:: Given request ::
Transcribe the entries below exactly; leave every image out.

[Data excerpts]
※ ※ ※
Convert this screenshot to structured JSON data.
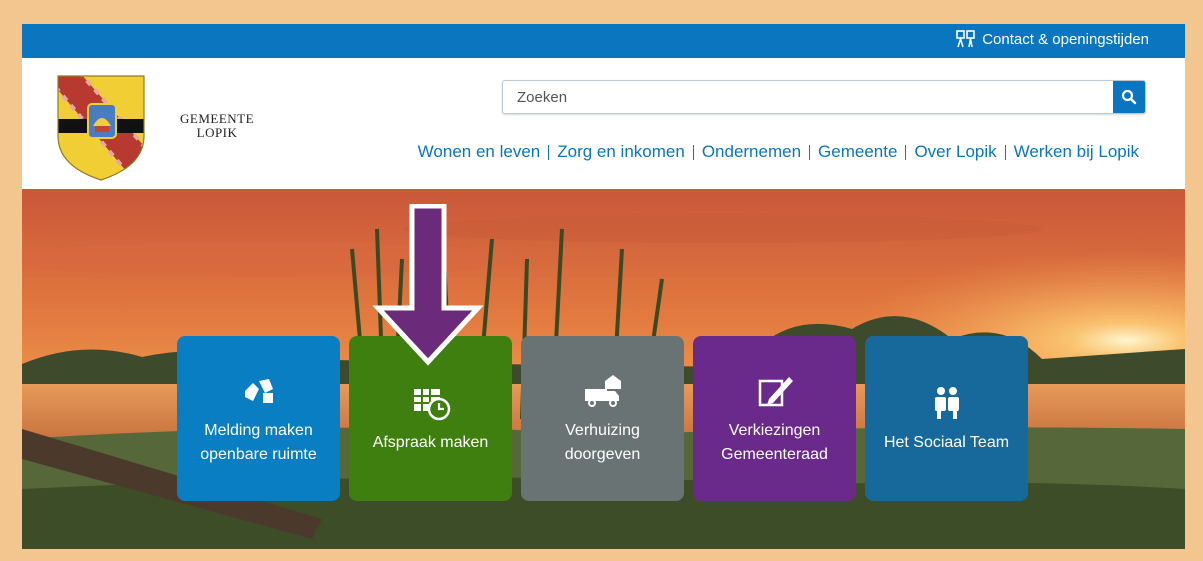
{
  "topbar": {
    "contact_label": "Contact & openingstijden",
    "icon": "people-icon",
    "color": "#0a76bf"
  },
  "logo": {
    "line1": "GEMEENTE",
    "line2": "LOPIK"
  },
  "search": {
    "placeholder": "Zoeken",
    "value": "",
    "icon": "search-icon"
  },
  "nav": {
    "items": [
      {
        "label": "Wonen en leven"
      },
      {
        "label": "Zorg en inkomen"
      },
      {
        "label": "Ondernemen"
      },
      {
        "label": "Gemeente"
      },
      {
        "label": "Over Lopik"
      },
      {
        "label": "Werken bij Lopik"
      }
    ]
  },
  "tiles": [
    {
      "label": "Melding maken openbare ruimte",
      "color": "#0a7ec2",
      "icon": "report-icon"
    },
    {
      "label": "Afspraak maken",
      "color": "#3f7f10",
      "icon": "calendar-clock-icon"
    },
    {
      "label": "Verhuizing doorgeven",
      "color": "#6a7373",
      "icon": "moving-truck-icon"
    },
    {
      "label": "Verkiezingen Gemeenteraad",
      "color": "#6a2a8c",
      "icon": "ballot-pencil-icon"
    },
    {
      "label": "Het Sociaal Team",
      "color": "#16699a",
      "icon": "team-icon"
    }
  ],
  "annotation": {
    "icon": "down-arrow-icon",
    "color": "#6b2a7a"
  }
}
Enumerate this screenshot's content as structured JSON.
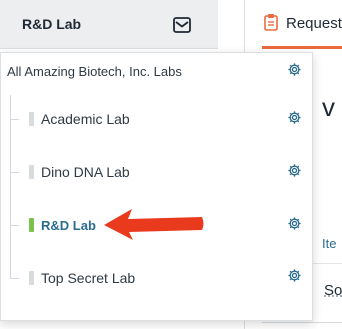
{
  "header": {
    "current_lab": "R&D Lab",
    "inbox_icon": "envelope-icon",
    "requests_tab": {
      "label": "Request",
      "icon": "clipboard-icon"
    }
  },
  "background": {
    "heading_fragment": "v R",
    "column_label_fragment": "Ite",
    "cell_fragment": "So"
  },
  "dropdown": {
    "organization": {
      "label": "All Amazing Biotech, Inc. Labs",
      "settings_icon": "gear-icon"
    },
    "labs": [
      {
        "label": "Academic Lab",
        "active": false,
        "settings_icon": "gear-icon"
      },
      {
        "label": "Dino DNA Lab",
        "active": false,
        "settings_icon": "gear-icon"
      },
      {
        "label": "R&D Lab",
        "active": true,
        "settings_icon": "gear-icon"
      },
      {
        "label": "Top Secret Lab",
        "active": false,
        "settings_icon": "gear-icon"
      }
    ]
  },
  "colors": {
    "accent": "#2b6b90",
    "active_marker": "#7cc24a",
    "tab_underline": "#ea6a3f",
    "annotation_arrow": "#ea3a1e"
  }
}
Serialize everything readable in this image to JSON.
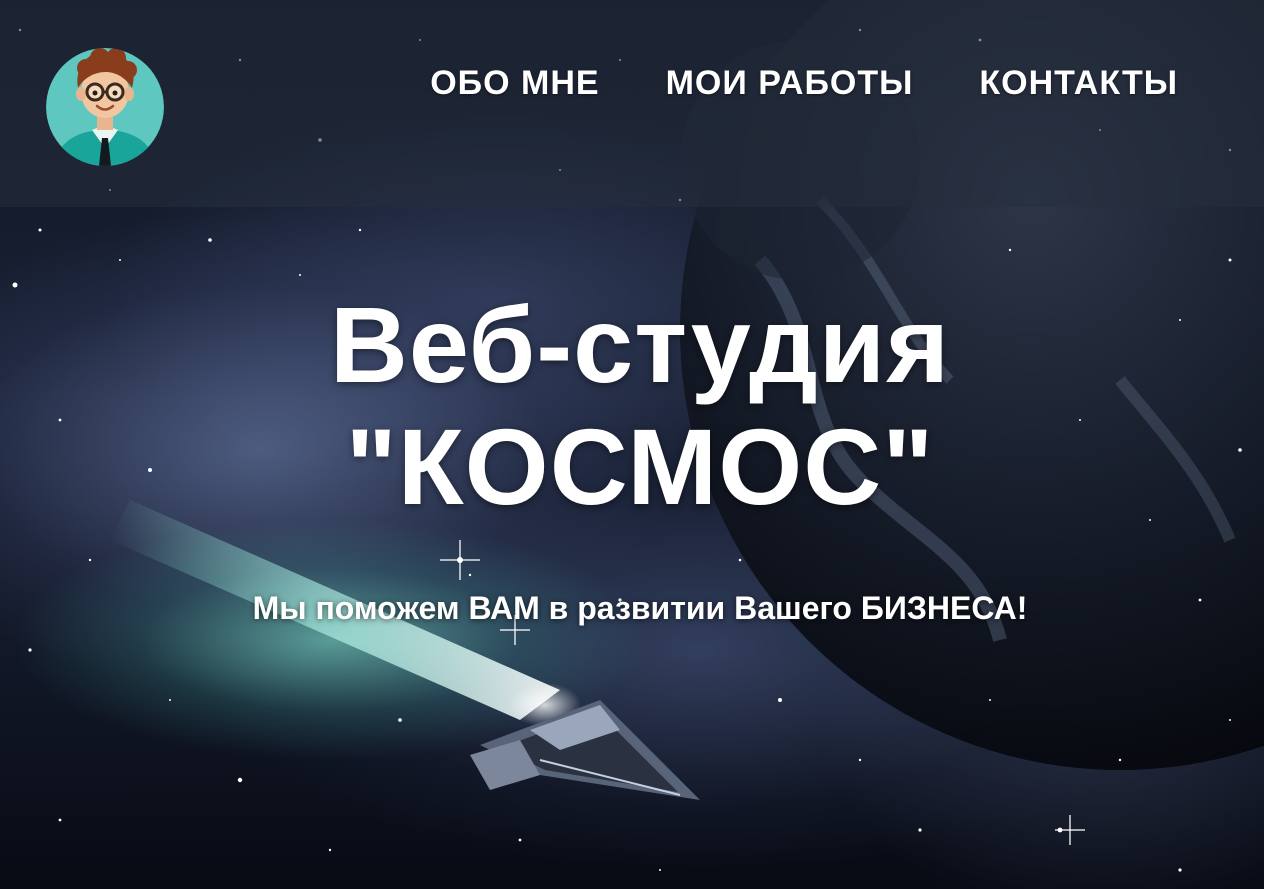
{
  "header": {
    "avatar_icon": "cartoon-developer-avatar-icon",
    "nav": [
      {
        "label": "ОБО МНЕ"
      },
      {
        "label": "МОИ РАБОТЫ"
      },
      {
        "label": "КОНТАКТЫ"
      }
    ]
  },
  "hero": {
    "title_line1": "Веб-студия",
    "title_line2": "\"КОСМОС\"",
    "subtitle": "Мы поможем ВАМ в развитии Вашего БИЗНЕСА!"
  },
  "colors": {
    "header_overlay": "#26303e",
    "avatar_bg": "#5ec8c0",
    "text": "#ffffff"
  }
}
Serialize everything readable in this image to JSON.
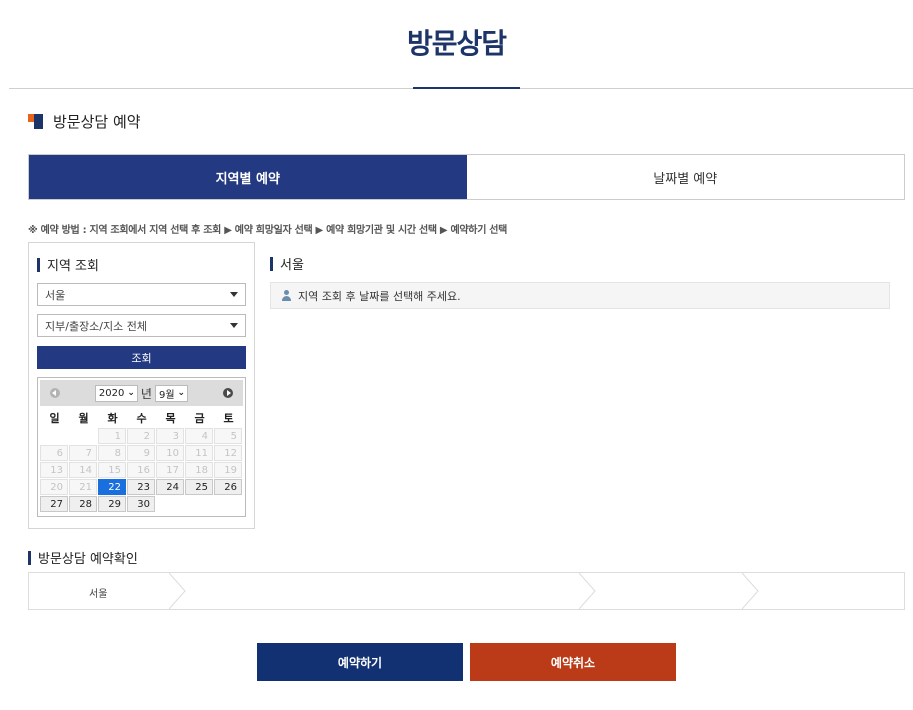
{
  "page": {
    "title": "방문상담"
  },
  "section": {
    "title": "방문상담 예약"
  },
  "tabs": [
    {
      "label": "지역별 예약",
      "active": true
    },
    {
      "label": "날짜별 예약",
      "active": false
    }
  ],
  "method_text": "※ 예약 방법 : 지역 조회에서 지역 선택 후 조회 ▶ 예약 희망일자 선택 ▶ 예약 희망기관 및 시간 선택 ▶ 예약하기 선택",
  "region_search": {
    "heading": "지역 조회",
    "region_select": "서울",
    "branch_select": "지부/출장소/지소 전체",
    "search_button": "조회"
  },
  "calendar": {
    "year": "2020",
    "year_unit": "년",
    "month": "9월",
    "weekdays": [
      "일",
      "월",
      "화",
      "수",
      "목",
      "금",
      "토"
    ],
    "weeks": [
      [
        {
          "d": ""
        },
        {
          "d": ""
        },
        {
          "d": "1",
          "s": "dis"
        },
        {
          "d": "2",
          "s": "dis"
        },
        {
          "d": "3",
          "s": "dis"
        },
        {
          "d": "4",
          "s": "dis"
        },
        {
          "d": "5",
          "s": "dis"
        }
      ],
      [
        {
          "d": "6",
          "s": "dis"
        },
        {
          "d": "7",
          "s": "dis"
        },
        {
          "d": "8",
          "s": "dis"
        },
        {
          "d": "9",
          "s": "dis"
        },
        {
          "d": "10",
          "s": "dis"
        },
        {
          "d": "11",
          "s": "dis"
        },
        {
          "d": "12",
          "s": "dis"
        }
      ],
      [
        {
          "d": "13",
          "s": "dis"
        },
        {
          "d": "14",
          "s": "dis"
        },
        {
          "d": "15",
          "s": "dis"
        },
        {
          "d": "16",
          "s": "dis"
        },
        {
          "d": "17",
          "s": "dis"
        },
        {
          "d": "18",
          "s": "dis"
        },
        {
          "d": "19",
          "s": "dis"
        }
      ],
      [
        {
          "d": "20",
          "s": "dis"
        },
        {
          "d": "21",
          "s": "dis"
        },
        {
          "d": "22",
          "s": "today"
        },
        {
          "d": "23",
          "s": "avail"
        },
        {
          "d": "24",
          "s": "avail"
        },
        {
          "d": "25",
          "s": "avail"
        },
        {
          "d": "26",
          "s": "avail"
        }
      ],
      [
        {
          "d": "27",
          "s": "avail"
        },
        {
          "d": "28",
          "s": "avail"
        },
        {
          "d": "29",
          "s": "avail"
        },
        {
          "d": "30",
          "s": "avail"
        },
        {
          "d": ""
        },
        {
          "d": ""
        },
        {
          "d": ""
        }
      ]
    ]
  },
  "result": {
    "region_heading": "서울",
    "notice": "지역 조회 후 날짜를 선택해 주세요."
  },
  "confirm": {
    "heading": "방문상담 예약확인",
    "step1": "서울"
  },
  "buttons": {
    "reserve": "예약하기",
    "cancel": "예약취소"
  },
  "colors": {
    "navy": "#233982",
    "title_navy": "#1d3468",
    "cancel_red": "#bb3a18",
    "today_blue": "#1a6fde"
  }
}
※ ※ ※
:: Result ::
Convert this screenshot to structured JSON data.
{
  "topbar": {
    "contact_label": "Contact & openingstijden",
    "icon": "people-icon",
    "color": "#0a76bf"
  },
  "logo": {
    "line1": "GEMEENTE",
    "line2": "LOPIK"
  },
  "search": {
    "placeholder": "Zoeken",
    "value": "",
    "icon": "search-icon"
  },
  "nav": {
    "items": [
      {
        "label": "Wonen en leven"
      },
      {
        "label": "Zorg en inkomen"
      },
      {
        "label": "Ondernemen"
      },
      {
        "label": "Gemeente"
      },
      {
        "label": "Over Lopik"
      },
      {
        "label": "Werken bij Lopik"
      }
    ]
  },
  "tiles": [
    {
      "label": "Melding maken openbare ruimte",
      "color": "#0a7ec2",
      "icon": "report-icon"
    },
    {
      "label": "Afspraak maken",
      "color": "#3f7f10",
      "icon": "calendar-clock-icon"
    },
    {
      "label": "Verhuizing doorgeven",
      "color": "#6a7373",
      "icon": "moving-truck-icon"
    },
    {
      "label": "Verkiezingen Gemeenteraad",
      "color": "#6a2a8c",
      "icon": "ballot-pencil-icon"
    },
    {
      "label": "Het Sociaal Team",
      "color": "#16699a",
      "icon": "team-icon"
    }
  ],
  "annotation": {
    "icon": "down-arrow-icon",
    "color": "#6b2a7a"
  }
}
Enumerate this screenshot's content as structured JSON.
{
  "header": {
    "current_lab": "R&D Lab",
    "inbox_icon": "envelope-icon",
    "requests_tab": {
      "label": "Request",
      "icon": "clipboard-icon"
    }
  },
  "background": {
    "heading_fragment": "v R",
    "column_label_fragment": "Ite",
    "cell_fragment": "So"
  },
  "dropdown": {
    "organization": {
      "label": "All Amazing Biotech, Inc. Labs",
      "settings_icon": "gear-icon"
    },
    "labs": [
      {
        "label": "Academic Lab",
        "active": false,
        "settings_icon": "gear-icon"
      },
      {
        "label": "Dino DNA Lab",
        "active": false,
        "settings_icon": "gear-icon"
      },
      {
        "label": "R&D Lab",
        "active": true,
        "settings_icon": "gear-icon"
      },
      {
        "label": "Top Secret Lab",
        "active": false,
        "settings_icon": "gear-icon"
      }
    ]
  },
  "colors": {
    "accent": "#2b6b90",
    "active_marker": "#7cc24a",
    "tab_underline": "#ea6a3f",
    "annotation_arrow": "#ea3a1e"
  }
}
Serialize everything readable in this image to JSON.
{
  "header": {
    "avatar_icon": "cartoon-developer-avatar-icon",
    "nav": [
      {
        "label": "ОБО МНЕ"
      },
      {
        "label": "МОИ РАБОТЫ"
      },
      {
        "label": "КОНТАКТЫ"
      }
    ]
  },
  "hero": {
    "title_line1": "Веб-студия",
    "title_line2": "\"КОСМОС\"",
    "subtitle": "Мы поможем ВАМ в развитии Вашего БИЗНЕСА!"
  },
  "colors": {
    "header_overlay": "#26303e",
    "avatar_bg": "#5ec8c0",
    "text": "#ffffff"
  }
}
Serialize everything readable in this image to JSON.
{
  "page": {
    "title": "방문상담"
  },
  "section": {
    "title": "방문상담 예약"
  },
  "tabs": [
    {
      "label": "지역별 예약",
      "active": true
    },
    {
      "label": "날짜별 예약",
      "active": false
    }
  ],
  "method_text": "※ 예약 방법 : 지역 조회에서 지역 선택 후 조회 ▶ 예약 희망일자 선택 ▶ 예약 희망기관 및 시간 선택 ▶ 예약하기 선택",
  "region_search": {
    "heading": "지역 조회",
    "region_select": "서울",
    "branch_select": "지부/출장소/지소 전체",
    "search_button": "조회"
  },
  "calendar": {
    "year": "2020",
    "year_unit": "년",
    "month": "9월",
    "weekdays": [
      "일",
      "월",
      "화",
      "수",
      "목",
      "금",
      "토"
    ],
    "weeks": [
      [
        {
          "d": ""
        },
        {
          "d": ""
        },
        {
          "d": "1",
          "s": "dis"
        },
        {
          "d": "2",
          "s": "dis"
        },
        {
          "d": "3",
          "s": "dis"
        },
        {
          "d": "4",
          "s": "dis"
        },
        {
          "d": "5",
          "s": "dis"
        }
      ],
      [
        {
          "d": "6",
          "s": "dis"
        },
        {
          "d": "7",
          "s": "dis"
        },
        {
          "d": "8",
          "s": "dis"
        },
        {
          "d": "9",
          "s": "dis"
        },
        {
          "d": "10",
          "s": "dis"
        },
        {
          "d": "11",
          "s": "dis"
        },
        {
          "d": "12",
          "s": "dis"
        }
      ],
      [
        {
          "d": "13",
          "s": "dis"
        },
        {
          "d": "14",
          "s": "dis"
        },
        {
          "d": "15",
          "s": "dis"
        },
        {
          "d": "16",
          "s": "dis"
        },
        {
          "d": "17",
          "s": "dis"
        },
        {
          "d": "18",
          "s": "dis"
        },
        {
          "d": "19",
          "s": "dis"
        }
      ],
      [
        {
          "d": "20",
          "s": "dis"
        },
        {
          "d": "21",
          "s": "dis"
        },
        {
          "d": "22",
          "s": "today"
        },
        {
          "d": "23",
          "s": "avail"
        },
        {
          "d": "24",
          "s": "avail"
        },
        {
          "d": "25",
          "s": "avail"
        },
        {
          "d": "26",
          "s": "avail"
        }
      ],
      [
        {
          "d": "27",
          "s": "avail"
        },
        {
          "d": "28",
          "s": "avail"
        },
        {
          "d": "29",
          "s": "avail"
        },
        {
          "d": "30",
          "s": "avail"
        },
        {
          "d": ""
        },
        {
          "d": ""
        },
        {
          "d": ""
        }
      ]
    ]
  },
  "result": {
    "region_heading": "서울",
    "notice": "지역 조회 후 날짜를 선택해 주세요."
  },
  "confirm": {
    "heading": "방문상담 예약확인",
    "step1": "서울"
  },
  "buttons": {
    "reserve": "예약하기",
    "cancel": "예약취소"
  },
  "colors": {
    "navy": "#233982",
    "title_navy": "#1d3468",
    "cancel_red": "#bb3a18",
    "today_blue": "#1a6fde"
  }
}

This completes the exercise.